— start —

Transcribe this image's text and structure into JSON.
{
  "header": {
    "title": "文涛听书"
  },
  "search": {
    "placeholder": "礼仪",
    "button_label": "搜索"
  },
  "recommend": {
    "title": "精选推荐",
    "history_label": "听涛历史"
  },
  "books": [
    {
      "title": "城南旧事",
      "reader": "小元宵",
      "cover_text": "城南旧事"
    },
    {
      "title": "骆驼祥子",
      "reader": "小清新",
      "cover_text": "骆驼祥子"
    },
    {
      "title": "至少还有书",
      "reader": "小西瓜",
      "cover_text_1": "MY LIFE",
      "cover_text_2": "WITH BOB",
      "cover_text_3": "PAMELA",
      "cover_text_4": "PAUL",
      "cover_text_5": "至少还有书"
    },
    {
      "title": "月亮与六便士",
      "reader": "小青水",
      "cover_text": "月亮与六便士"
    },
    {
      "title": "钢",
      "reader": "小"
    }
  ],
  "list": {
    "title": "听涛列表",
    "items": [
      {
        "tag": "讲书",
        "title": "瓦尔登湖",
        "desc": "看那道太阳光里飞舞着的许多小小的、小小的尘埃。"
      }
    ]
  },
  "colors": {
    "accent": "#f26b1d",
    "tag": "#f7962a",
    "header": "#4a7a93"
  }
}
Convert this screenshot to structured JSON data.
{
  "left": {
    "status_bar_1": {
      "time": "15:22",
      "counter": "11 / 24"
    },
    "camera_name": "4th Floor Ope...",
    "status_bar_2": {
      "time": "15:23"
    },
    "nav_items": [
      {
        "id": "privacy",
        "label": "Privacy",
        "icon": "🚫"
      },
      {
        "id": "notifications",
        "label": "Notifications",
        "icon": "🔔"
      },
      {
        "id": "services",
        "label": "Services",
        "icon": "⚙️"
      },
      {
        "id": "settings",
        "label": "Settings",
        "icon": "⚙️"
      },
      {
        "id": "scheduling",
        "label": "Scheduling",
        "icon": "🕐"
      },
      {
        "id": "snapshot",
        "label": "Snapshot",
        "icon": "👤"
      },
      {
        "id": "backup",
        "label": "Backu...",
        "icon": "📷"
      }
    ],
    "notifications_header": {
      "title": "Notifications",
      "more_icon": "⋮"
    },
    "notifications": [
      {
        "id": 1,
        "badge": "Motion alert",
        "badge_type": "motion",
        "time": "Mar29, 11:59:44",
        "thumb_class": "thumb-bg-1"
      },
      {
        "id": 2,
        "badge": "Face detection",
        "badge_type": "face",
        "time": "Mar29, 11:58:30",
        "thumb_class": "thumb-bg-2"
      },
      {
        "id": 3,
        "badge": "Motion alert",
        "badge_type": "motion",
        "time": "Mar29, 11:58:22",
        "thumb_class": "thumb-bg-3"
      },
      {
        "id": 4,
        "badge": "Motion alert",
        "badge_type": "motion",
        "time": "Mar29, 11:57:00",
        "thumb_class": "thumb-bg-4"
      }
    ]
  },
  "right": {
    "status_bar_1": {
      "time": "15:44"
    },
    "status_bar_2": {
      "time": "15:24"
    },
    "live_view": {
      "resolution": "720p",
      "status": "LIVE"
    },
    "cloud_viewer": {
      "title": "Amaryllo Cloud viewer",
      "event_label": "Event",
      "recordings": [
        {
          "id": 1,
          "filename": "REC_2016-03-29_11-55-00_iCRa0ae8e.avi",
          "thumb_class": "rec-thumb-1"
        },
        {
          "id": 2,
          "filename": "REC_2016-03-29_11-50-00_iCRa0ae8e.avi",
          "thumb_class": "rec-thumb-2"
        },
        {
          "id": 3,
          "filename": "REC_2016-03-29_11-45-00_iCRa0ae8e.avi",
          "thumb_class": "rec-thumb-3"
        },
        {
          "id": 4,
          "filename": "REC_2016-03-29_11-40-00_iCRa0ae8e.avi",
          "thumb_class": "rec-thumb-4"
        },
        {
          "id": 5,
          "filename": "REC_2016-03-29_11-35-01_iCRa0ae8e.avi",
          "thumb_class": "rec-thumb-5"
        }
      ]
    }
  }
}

— end —

- **Objective**:
Each entry above is to be set down again in exactly the same words.

- **Answer for this exercise**:
Transcribe this image's text and structure into JSON.
{
  "header": {
    "title": "文涛听书"
  },
  "search": {
    "placeholder": "礼仪",
    "button_label": "搜索"
  },
  "recommend": {
    "title": "精选推荐",
    "history_label": "听涛历史"
  },
  "books": [
    {
      "title": "城南旧事",
      "reader": "小元宵",
      "cover_text": "城南旧事"
    },
    {
      "title": "骆驼祥子",
      "reader": "小清新",
      "cover_text": "骆驼祥子"
    },
    {
      "title": "至少还有书",
      "reader": "小西瓜",
      "cover_text_1": "MY LIFE",
      "cover_text_2": "WITH BOB",
      "cover_text_3": "PAMELA",
      "cover_text_4": "PAUL",
      "cover_text_5": "至少还有书"
    },
    {
      "title": "月亮与六便士",
      "reader": "小青水",
      "cover_text": "月亮与六便士"
    },
    {
      "title": "钢",
      "reader": "小"
    }
  ],
  "list": {
    "title": "听涛列表",
    "items": [
      {
        "tag": "讲书",
        "title": "瓦尔登湖",
        "desc": "看那道太阳光里飞舞着的许多小小的、小小的尘埃。"
      }
    ]
  },
  "colors": {
    "accent": "#f26b1d",
    "tag": "#f7962a",
    "header": "#4a7a93"
  }
}
Convert this screenshot to structured JSON data.
{
  "left": {
    "status_bar_1": {
      "time": "15:22",
      "counter": "11 / 24"
    },
    "camera_name": "4th Floor Ope...",
    "status_bar_2": {
      "time": "15:23"
    },
    "nav_items": [
      {
        "id": "privacy",
        "label": "Privacy",
        "icon": "🚫"
      },
      {
        "id": "notifications",
        "label": "Notifications",
        "icon": "🔔"
      },
      {
        "id": "services",
        "label": "Services",
        "icon": "⚙️"
      },
      {
        "id": "settings",
        "label": "Settings",
        "icon": "⚙️"
      },
      {
        "id": "scheduling",
        "label": "Scheduling",
        "icon": "🕐"
      },
      {
        "id": "snapshot",
        "label": "Snapshot",
        "icon": "👤"
      },
      {
        "id": "backup",
        "label": "Backu...",
        "icon": "📷"
      }
    ],
    "notifications_header": {
      "title": "Notifications",
      "more_icon": "⋮"
    },
    "notifications": [
      {
        "id": 1,
        "badge": "Motion alert",
        "badge_type": "motion",
        "time": "Mar29, 11:59:44",
        "thumb_class": "thumb-bg-1"
      },
      {
        "id": 2,
        "badge": "Face detection",
        "badge_type": "face",
        "time": "Mar29, 11:58:30",
        "thumb_class": "thumb-bg-2"
      },
      {
        "id": 3,
        "badge": "Motion alert",
        "badge_type": "motion",
        "time": "Mar29, 11:58:22",
        "thumb_class": "thumb-bg-3"
      },
      {
        "id": 4,
        "badge": "Motion alert",
        "badge_type": "motion",
        "time": "Mar29, 11:57:00",
        "thumb_class": "thumb-bg-4"
      }
    ]
  },
  "right": {
    "status_bar_1": {
      "time": "15:44"
    },
    "status_bar_2": {
      "time": "15:24"
    },
    "live_view": {
      "resolution": "720p",
      "status": "LIVE"
    },
    "cloud_viewer": {
      "title": "Amaryllo Cloud viewer",
      "event_label": "Event",
      "recordings": [
        {
          "id": 1,
          "filename": "REC_2016-03-29_11-55-00_iCRa0ae8e.avi",
          "thumb_class": "rec-thumb-1"
        },
        {
          "id": 2,
          "filename": "REC_2016-03-29_11-50-00_iCRa0ae8e.avi",
          "thumb_class": "rec-thumb-2"
        },
        {
          "id": 3,
          "filename": "REC_2016-03-29_11-45-00_iCRa0ae8e.avi",
          "thumb_class": "rec-thumb-3"
        },
        {
          "id": 4,
          "filename": "REC_2016-03-29_11-40-00_iCRa0ae8e.avi",
          "thumb_class": "rec-thumb-4"
        },
        {
          "id": 5,
          "filename": "REC_2016-03-29_11-35-01_iCRa0ae8e.avi",
          "thumb_class": "rec-thumb-5"
        }
      ]
    }
  }
}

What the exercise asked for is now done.